**What the task asks**
Check every line of the entries below for the word "right", and copy the ones that have it.
+++
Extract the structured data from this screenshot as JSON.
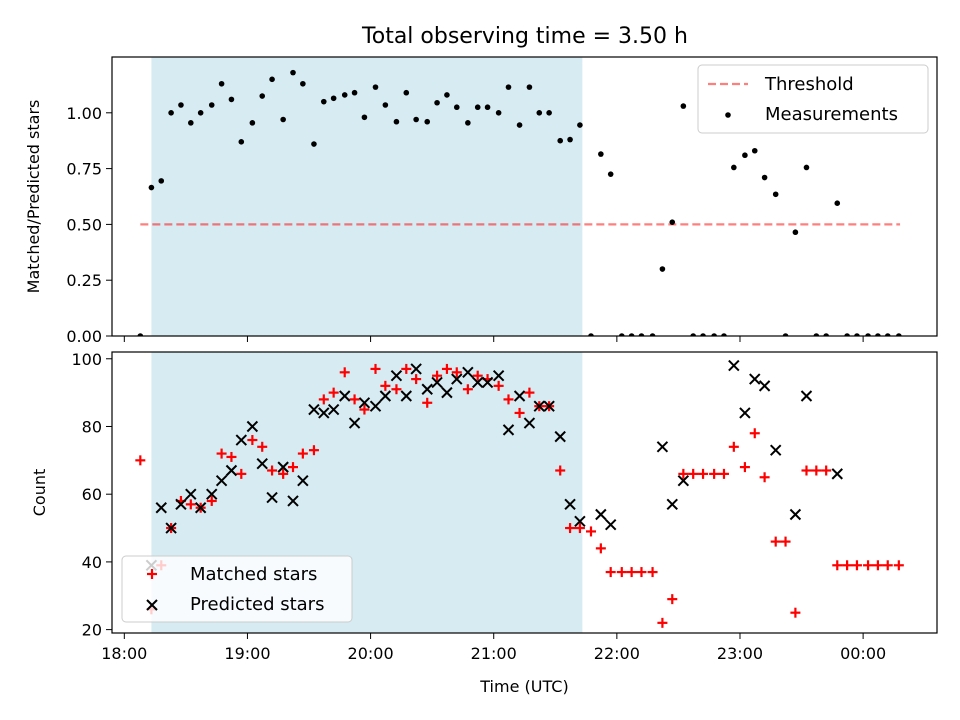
{
  "title": "Total observing time = 3.50 h",
  "colors": {
    "shade": "#add8e6",
    "threshold": "#ff0000",
    "matched": "#ff0000",
    "predicted": "#000000",
    "measurement": "#000000"
  },
  "chart_data": [
    {
      "type": "scatter",
      "ylabel": "Matched/Predicted stars",
      "xlabel": "",
      "x_unit": "hours since 18:00 UTC",
      "xlim": [
        17.9,
        24.6
      ],
      "ylim": [
        0.0,
        1.25
      ],
      "yticks": [
        0.0,
        0.25,
        0.5,
        0.75,
        1.0
      ],
      "ytick_labels": [
        "0.00",
        "0.25",
        "0.50",
        "0.75",
        "1.00"
      ],
      "shaded_span": [
        18.22,
        21.72
      ],
      "legend_position": "upper right",
      "threshold": {
        "name": "Threshold",
        "value": 0.5,
        "x_range": [
          18.13,
          24.3
        ]
      },
      "series": [
        {
          "name": "Measurements",
          "x": [
            18.13,
            18.22,
            18.3,
            18.38,
            18.46,
            18.54,
            18.62,
            18.71,
            18.79,
            18.87,
            18.95,
            19.04,
            19.12,
            19.2,
            19.29,
            19.37,
            19.45,
            19.54,
            19.62,
            19.7,
            19.79,
            19.87,
            19.95,
            20.04,
            20.12,
            20.21,
            20.29,
            20.37,
            20.46,
            20.54,
            20.62,
            20.7,
            20.79,
            20.87,
            20.95,
            21.04,
            21.12,
            21.21,
            21.29,
            21.37,
            21.45,
            21.54,
            21.62,
            21.7,
            21.79,
            21.87,
            21.95,
            22.04,
            22.12,
            22.2,
            22.29,
            22.37,
            22.45,
            22.54,
            22.62,
            22.7,
            22.79,
            22.87,
            22.95,
            23.04,
            23.12,
            23.2,
            23.29,
            23.37,
            23.45,
            23.54,
            23.62,
            23.7,
            23.79,
            23.87,
            23.95,
            24.04,
            24.12,
            24.2,
            24.29
          ],
          "y": [
            0.0,
            0.665,
            0.695,
            1.0,
            1.035,
            0.955,
            1.0,
            1.035,
            1.13,
            1.06,
            0.87,
            0.955,
            1.075,
            1.15,
            0.97,
            1.18,
            1.13,
            0.86,
            1.05,
            1.065,
            1.08,
            1.09,
            0.98,
            1.115,
            1.035,
            0.96,
            1.09,
            0.97,
            0.96,
            1.045,
            1.08,
            1.025,
            0.955,
            1.025,
            1.025,
            1.0,
            1.115,
            0.945,
            1.115,
            1.0,
            1.0,
            0.875,
            0.88,
            0.945,
            0.0,
            0.815,
            0.725,
            0.0,
            0.0,
            0.0,
            0.0,
            0.3,
            0.51,
            1.03,
            0.0,
            0.0,
            0.0,
            0.0,
            0.755,
            0.81,
            0.83,
            0.71,
            0.635,
            0.0,
            0.465,
            0.755,
            0.0,
            0.0,
            0.595,
            0.0,
            0.0,
            0.0,
            0.0,
            0.0,
            0.0
          ]
        }
      ]
    },
    {
      "type": "scatter",
      "ylabel": "Count",
      "xlabel": "Time (UTC)",
      "x_unit": "hours since 18:00 UTC",
      "xlim": [
        17.9,
        24.6
      ],
      "ylim": [
        19,
        102
      ],
      "yticks": [
        20,
        40,
        60,
        80,
        100
      ],
      "xticks": [
        18,
        19,
        20,
        21,
        22,
        23,
        24
      ],
      "xtick_labels": [
        "18:00",
        "19:00",
        "20:00",
        "21:00",
        "22:00",
        "23:00",
        "00:00"
      ],
      "shaded_span": [
        18.22,
        21.72
      ],
      "legend_position": "lower left",
      "series": [
        {
          "name": "Matched stars",
          "marker": "+",
          "x": [
            18.13,
            18.22,
            18.3,
            18.38,
            18.46,
            18.54,
            18.62,
            18.71,
            18.79,
            18.87,
            18.95,
            19.04,
            19.12,
            19.2,
            19.29,
            19.37,
            19.45,
            19.54,
            19.62,
            19.7,
            19.79,
            19.87,
            19.95,
            20.04,
            20.12,
            20.21,
            20.29,
            20.37,
            20.46,
            20.54,
            20.62,
            20.7,
            20.79,
            20.87,
            20.95,
            21.04,
            21.12,
            21.21,
            21.29,
            21.37,
            21.45,
            21.54,
            21.62,
            21.7,
            21.79,
            21.87,
            21.95,
            22.04,
            22.12,
            22.2,
            22.29,
            22.37,
            22.45,
            22.54,
            22.62,
            22.7,
            22.79,
            22.87,
            22.95,
            23.04,
            23.12,
            23.2,
            23.29,
            23.37,
            23.45,
            23.54,
            23.62,
            23.7,
            23.79,
            23.87,
            23.95,
            24.04,
            24.12,
            24.2,
            24.29
          ],
          "y": [
            70,
            26,
            39,
            50,
            58,
            57,
            56,
            58,
            72,
            71,
            66,
            76,
            74,
            67,
            66,
            68,
            72,
            73,
            88,
            90,
            96,
            88,
            85,
            97,
            92,
            91,
            97,
            94,
            87,
            95,
            97,
            96,
            91,
            95,
            94,
            92,
            88,
            84,
            90,
            86,
            86,
            67,
            50,
            50,
            49,
            44,
            37,
            37,
            37,
            37,
            37,
            22,
            29,
            66,
            66,
            66,
            66,
            66,
            74,
            68,
            78,
            65,
            46,
            46,
            25,
            67,
            67,
            67,
            39,
            39,
            39,
            39,
            39,
            39,
            39
          ]
        },
        {
          "name": "Predicted stars",
          "marker": "x",
          "x": [
            18.22,
            18.3,
            18.38,
            18.46,
            18.54,
            18.62,
            18.71,
            18.79,
            18.87,
            18.95,
            19.04,
            19.12,
            19.2,
            19.29,
            19.37,
            19.45,
            19.54,
            19.62,
            19.7,
            19.79,
            19.87,
            19.95,
            20.04,
            20.12,
            20.21,
            20.29,
            20.37,
            20.46,
            20.54,
            20.62,
            20.7,
            20.79,
            20.87,
            20.95,
            21.04,
            21.12,
            21.21,
            21.29,
            21.37,
            21.45,
            21.54,
            21.62,
            21.7,
            21.87,
            21.95,
            22.37,
            22.45,
            22.54,
            22.95,
            23.04,
            23.12,
            23.2,
            23.29,
            23.45,
            23.54,
            23.79
          ],
          "y": [
            39,
            56,
            50,
            57,
            60,
            56,
            60,
            64,
            67,
            76,
            80,
            69,
            59,
            68,
            58,
            64,
            85,
            84,
            85,
            89,
            81,
            87,
            86,
            89,
            95,
            89,
            97,
            91,
            93,
            90,
            94,
            96,
            93,
            93,
            95,
            79,
            89,
            81,
            86,
            86,
            77,
            57,
            52,
            54,
            51,
            74,
            57,
            64,
            98,
            84,
            94,
            92,
            73,
            54,
            89,
            66
          ]
        }
      ]
    }
  ]
}
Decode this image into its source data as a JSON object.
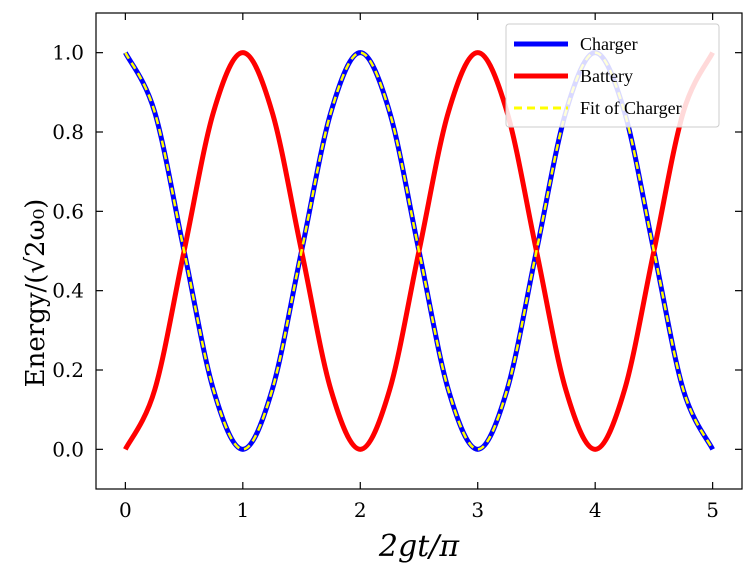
{
  "chart_data": {
    "type": "line",
    "xlabel": "2gt/π",
    "ylabel": "Energy/(√2ω₀)",
    "xlim": [
      -0.25,
      5.25
    ],
    "ylim": [
      -0.1,
      1.1
    ],
    "xticks": [
      "0",
      "1",
      "2",
      "3",
      "4",
      "5"
    ],
    "yticks": [
      "0.0",
      "0.2",
      "0.4",
      "0.6",
      "0.8",
      "1.0"
    ],
    "grid": false,
    "legend_position": "top-right",
    "x": [
      0,
      0.25,
      0.5,
      0.75,
      1.0,
      1.25,
      1.5,
      1.75,
      2.0,
      2.25,
      2.5,
      2.75,
      3.0,
      3.25,
      3.5,
      3.75,
      4.0,
      4.25,
      4.5,
      4.75,
      5.0
    ],
    "series": [
      {
        "name": "Charger",
        "color": "#0000ff",
        "style": "solid",
        "values": [
          1.0,
          0.85,
          0.5,
          0.15,
          0.0,
          0.15,
          0.5,
          0.85,
          1.0,
          0.85,
          0.5,
          0.15,
          0.0,
          0.15,
          0.5,
          0.85,
          1.0,
          0.85,
          0.5,
          0.15,
          0.0
        ]
      },
      {
        "name": "Battery",
        "color": "#ff0000",
        "style": "solid",
        "values": [
          0.0,
          0.15,
          0.5,
          0.85,
          1.0,
          0.85,
          0.5,
          0.15,
          0.0,
          0.15,
          0.5,
          0.85,
          1.0,
          0.85,
          0.5,
          0.15,
          0.0,
          0.15,
          0.5,
          0.85,
          1.0
        ]
      },
      {
        "name": "Fit of Charger",
        "color": "#ffff00",
        "style": "dashed",
        "values": [
          1.0,
          0.85,
          0.5,
          0.15,
          0.0,
          0.15,
          0.5,
          0.85,
          1.0,
          0.85,
          0.5,
          0.15,
          0.0,
          0.15,
          0.5,
          0.85,
          1.0,
          0.85,
          0.5,
          0.15,
          0.0
        ]
      }
    ]
  }
}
+++
**Exercise output**
      "legend_position": "upper right",
    "legend_position": "top-right",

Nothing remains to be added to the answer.